(EXERCISE DESCRIPTION) Return the listing below exactly, with the pictures dropped.

(INFORMATION GIVEN)
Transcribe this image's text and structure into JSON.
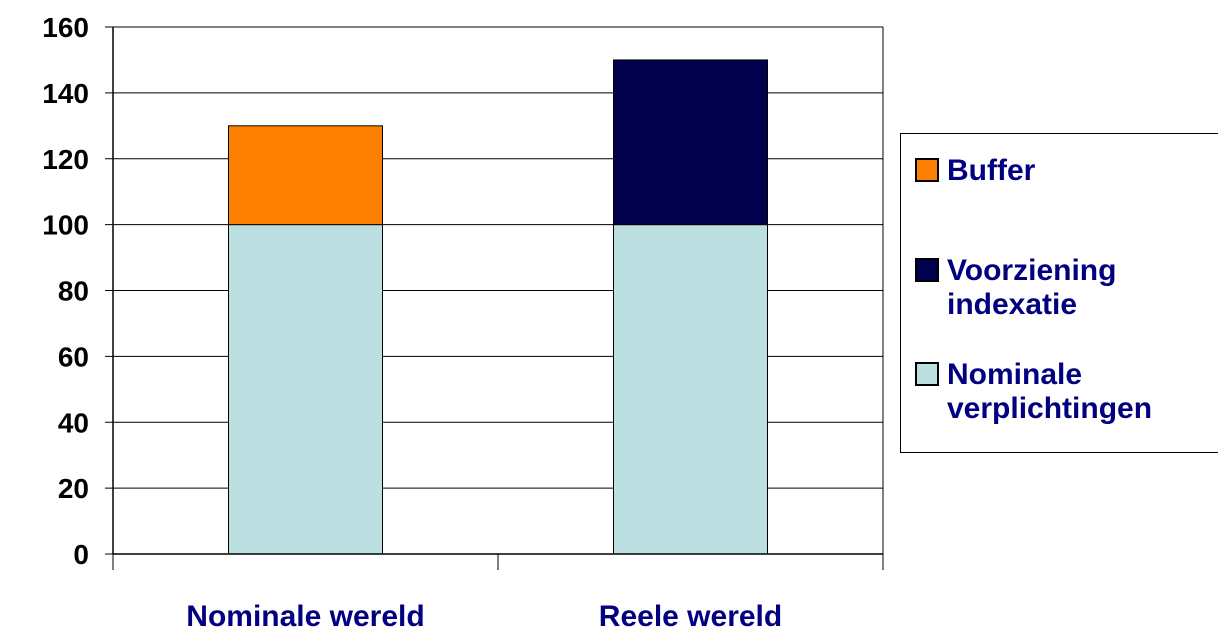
{
  "chart_data": {
    "type": "bar",
    "stacked": true,
    "title": "",
    "xlabel": "",
    "ylabel": "",
    "categories": [
      "Nominale wereld",
      "Reele wereld"
    ],
    "series": [
      {
        "name": "Nominale verplichtingen",
        "values": [
          100,
          100
        ],
        "color": "#BCE0E1"
      },
      {
        "name": "Buffer",
        "values": [
          30,
          0
        ],
        "color": "#FF8000"
      },
      {
        "name": "Voorziening indexatie",
        "values": [
          0,
          50
        ],
        "color": "#00004D"
      }
    ],
    "ylim": [
      0,
      160
    ],
    "yticks": [
      0,
      20,
      40,
      60,
      80,
      100,
      120,
      140,
      160
    ],
    "grid": true,
    "legend_position": "right",
    "legend": [
      {
        "label": "Buffer",
        "color": "#FF8000"
      },
      {
        "label": "Voorziening\nindexatie",
        "color": "#00004D"
      },
      {
        "label": "Nominale\nverplichtingen",
        "color": "#BCE0E1"
      }
    ]
  }
}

(REPLY)
Transcribe this image's text and structure into JSON.
{
  "chart_data": {
    "type": "bar",
    "stacked": true,
    "title": "",
    "xlabel": "",
    "ylabel": "",
    "categories": [
      "Nominale wereld",
      "Reele wereld"
    ],
    "series": [
      {
        "name": "Nominale verplichtingen",
        "values": [
          100,
          100
        ],
        "color": "#BCE0E1"
      },
      {
        "name": "Buffer",
        "values": [
          30,
          0
        ],
        "color": "#FF8000"
      },
      {
        "name": "Voorziening indexatie",
        "values": [
          0,
          50
        ],
        "color": "#00004D"
      }
    ],
    "ylim": [
      0,
      160
    ],
    "yticks": [
      0,
      20,
      40,
      60,
      80,
      100,
      120,
      140,
      160
    ],
    "grid": true,
    "legend_position": "right",
    "legend": [
      {
        "label": "Buffer",
        "color": "#FF8000"
      },
      {
        "label": "Voorziening\nindexatie",
        "color": "#00004D"
      },
      {
        "label": "Nominale\nverplichtingen",
        "color": "#BCE0E1"
      }
    ]
  }
}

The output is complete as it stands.